▶

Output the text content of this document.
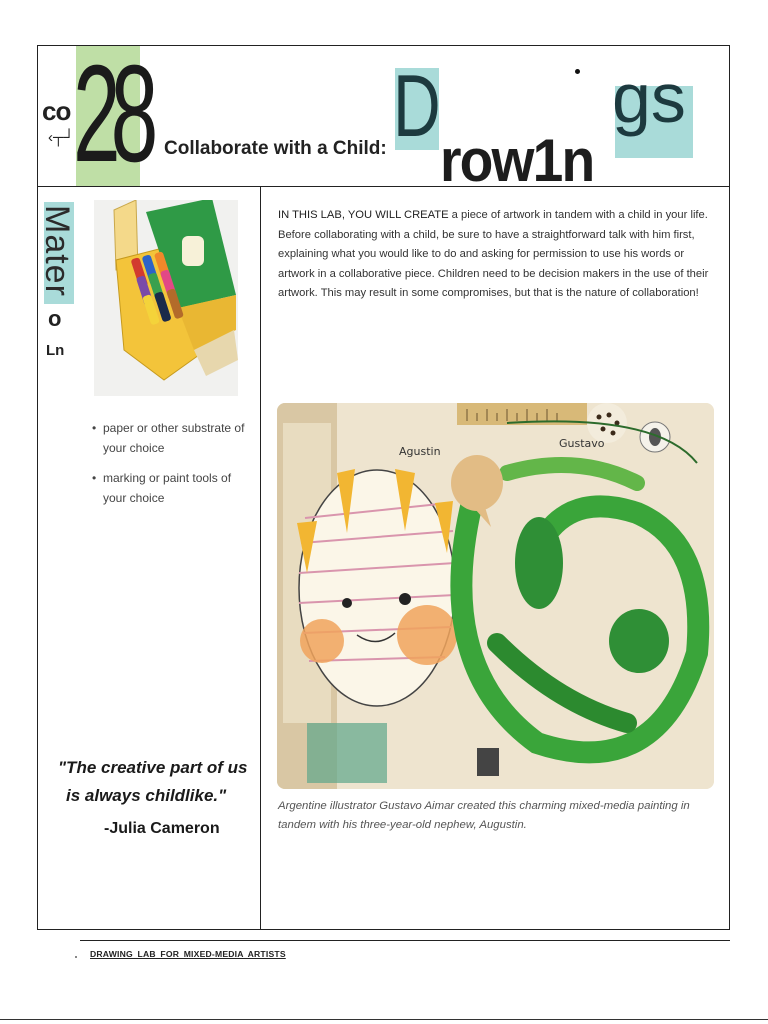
co
‹┬┘
28 Collaborate with a Child: D
row1n
gs
Mater
o
Ln
• paper or other substrate of your choice
• marking or paint tools of your choice
"The creative part of us
is always childlike."
-Julia Cameron

IN THIS LAB, YOU WILL CREATE a piece of artwork in tandem with a child in your life. Before collaborating with a child, be sure to have a straightforward talk with him first, explaining what you would like to do and asking for permission to use his words or artwork in a collaborative piece. Children need to be decision makers in the use of their artwork. This may result in some compromises, but that is the nature of collaboration!

Agustin
Gustavo

Argentine illustrator Gustavo Aimar created this charming mixed-media painting in tandem with his three-year-old nephew, Augustin.

DRAWING LAB FOR MIXED-MEDIA ARTISTS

◀

### GIVEN EXERCISE
From the listing above, collect each line in which the string "choice" appears.

### THE SOLUTION
• paper or other substrate of your choice
• marking or paint tools of your choice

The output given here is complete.